● Brief
Every entry needs to be reproduced exactly.

Records excerpted from a collection
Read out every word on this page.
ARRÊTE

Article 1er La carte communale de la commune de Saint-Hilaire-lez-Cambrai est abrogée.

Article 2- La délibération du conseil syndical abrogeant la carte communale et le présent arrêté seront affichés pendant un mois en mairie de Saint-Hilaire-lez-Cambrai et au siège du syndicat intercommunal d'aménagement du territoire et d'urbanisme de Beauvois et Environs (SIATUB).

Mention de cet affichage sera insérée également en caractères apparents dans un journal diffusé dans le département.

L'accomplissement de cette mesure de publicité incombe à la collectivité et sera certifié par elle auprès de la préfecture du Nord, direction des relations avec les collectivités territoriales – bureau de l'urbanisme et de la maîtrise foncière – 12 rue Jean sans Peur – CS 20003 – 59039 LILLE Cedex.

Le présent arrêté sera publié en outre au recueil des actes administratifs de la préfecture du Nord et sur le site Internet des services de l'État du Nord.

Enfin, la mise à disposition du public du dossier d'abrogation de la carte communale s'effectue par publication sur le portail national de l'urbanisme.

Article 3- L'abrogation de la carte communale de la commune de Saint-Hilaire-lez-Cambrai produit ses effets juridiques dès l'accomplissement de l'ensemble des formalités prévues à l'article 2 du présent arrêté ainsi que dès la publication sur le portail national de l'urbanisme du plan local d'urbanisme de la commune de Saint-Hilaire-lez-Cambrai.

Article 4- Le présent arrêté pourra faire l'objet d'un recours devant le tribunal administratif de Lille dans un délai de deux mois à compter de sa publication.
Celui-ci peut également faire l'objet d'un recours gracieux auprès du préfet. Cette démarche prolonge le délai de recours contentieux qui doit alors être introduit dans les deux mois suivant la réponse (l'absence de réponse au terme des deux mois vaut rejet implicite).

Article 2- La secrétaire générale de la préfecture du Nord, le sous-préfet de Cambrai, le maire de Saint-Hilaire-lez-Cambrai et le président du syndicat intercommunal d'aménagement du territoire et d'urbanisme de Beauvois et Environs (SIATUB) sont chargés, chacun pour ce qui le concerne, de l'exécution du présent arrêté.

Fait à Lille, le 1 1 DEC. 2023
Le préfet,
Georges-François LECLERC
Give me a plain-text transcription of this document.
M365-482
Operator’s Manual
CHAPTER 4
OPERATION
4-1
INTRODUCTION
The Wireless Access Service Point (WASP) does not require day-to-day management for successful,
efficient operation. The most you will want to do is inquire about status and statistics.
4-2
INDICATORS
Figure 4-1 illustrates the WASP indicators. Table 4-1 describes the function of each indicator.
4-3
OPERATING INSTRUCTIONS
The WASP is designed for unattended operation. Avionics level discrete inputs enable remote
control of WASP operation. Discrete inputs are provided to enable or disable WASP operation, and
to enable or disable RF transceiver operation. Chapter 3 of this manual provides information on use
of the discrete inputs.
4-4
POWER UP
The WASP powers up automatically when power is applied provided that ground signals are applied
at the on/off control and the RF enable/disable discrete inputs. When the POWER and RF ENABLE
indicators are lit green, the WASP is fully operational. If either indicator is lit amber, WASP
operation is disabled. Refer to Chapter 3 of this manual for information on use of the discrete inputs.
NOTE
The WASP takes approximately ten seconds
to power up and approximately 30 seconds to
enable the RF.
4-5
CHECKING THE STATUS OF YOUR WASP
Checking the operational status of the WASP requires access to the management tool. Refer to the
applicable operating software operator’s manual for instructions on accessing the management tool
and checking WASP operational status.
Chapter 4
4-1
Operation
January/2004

● Task solution
Read out every word on this page.
ARRÊTE

Article 1er La carte communale de la commune de Saint-Hilaire-lez-Cambrai est abrogée.

Article 2- La délibération du conseil syndical abrogeant la carte communale et le présent arrêté seront affichés pendant un mois en mairie de Saint-Hilaire-lez-Cambrai et au siège du syndicat intercommunal d'aménagement du territoire et d'urbanisme de Beauvois et Environs (SIATUB).

Mention de cet affichage sera insérée également en caractères apparents dans un journal diffusé dans le département.

L'accomplissement de cette mesure de publicité incombe à la collectivité et sera certifié par elle auprès de la préfecture du Nord, direction des relations avec les collectivités territoriales – bureau de l'urbanisme et de la maîtrise foncière – 12 rue Jean sans Peur – CS 20003 – 59039 LILLE Cedex.

Le présent arrêté sera publié en outre au recueil des actes administratifs de la préfecture du Nord et sur le site Internet des services de l'État du Nord.

Enfin, la mise à disposition du public du dossier d'abrogation de la carte communale s'effectue par publication sur le portail national de l'urbanisme.

Article 3- L'abrogation de la carte communale de la commune de Saint-Hilaire-lez-Cambrai produit ses effets juridiques dès l'accomplissement de l'ensemble des formalités prévues à l'article 2 du présent arrêté ainsi que dès la publication sur le portail national de l'urbanisme du plan local d'urbanisme de la commune de Saint-Hilaire-lez-Cambrai.

Article 4- Le présent arrêté pourra faire l'objet d'un recours devant le tribunal administratif de Lille dans un délai de deux mois à compter de sa publication.
Celui-ci peut également faire l'objet d'un recours gracieux auprès du préfet. Cette démarche prolonge le délai de recours contentieux qui doit alors être introduit dans les deux mois suivant la réponse (l'absence de réponse au terme des deux mois vaut rejet implicite).

Article 2- La secrétaire générale de la préfecture du Nord, le sous-préfet de Cambrai, le maire de Saint-Hilaire-lez-Cambrai et le président du syndicat intercommunal d'aménagement du territoire et d'urbanisme de Beauvois et Environs (SIATUB) sont chargés, chacun pour ce qui le concerne, de l'exécution du présent arrêté.

Fait à Lille, le 1 1 DEC. 2023
Le préfet,
Georges-François LECLERC
Give me a plain-text transcription of this document.
M365-482
Operator’s Manual
CHAPTER 4
OPERATION
4-1
INTRODUCTION
The Wireless Access Service Point (WASP) does not require day-to-day management for successful,
efficient operation. The most you will want to do is inquire about status and statistics.
4-2
INDICATORS
Figure 4-1 illustrates the WASP indicators. Table 4-1 describes the function of each indicator.
4-3
OPERATING INSTRUCTIONS
The WASP is designed for unattended operation. Avionics level discrete inputs enable remote
control of WASP operation. Discrete inputs are provided to enable or disable WASP operation, and
to enable or disable RF transceiver operation. Chapter 3 of this manual provides information on use
of the discrete inputs.
4-4
POWER UP
The WASP powers up automatically when power is applied provided that ground signals are applied
at the on/off control and the RF enable/disable discrete inputs. When the POWER and RF ENABLE
indicators are lit green, the WASP is fully operational. If either indicator is lit amber, WASP
operation is disabled. Refer to Chapter 3 of this manual for information on use of the discrete inputs.
NOTE
The WASP takes approximately ten seconds
to power up and approximately 30 seconds to
enable the RF.
4-5
CHECKING THE STATUS OF YOUR WASP
Checking the operational status of the WASP requires access to the management tool. Refer to the
applicable operating software operator’s manual for instructions on accessing the management tool
and checking WASP operational status.
Chapter 4
4-1
Operation
January/2004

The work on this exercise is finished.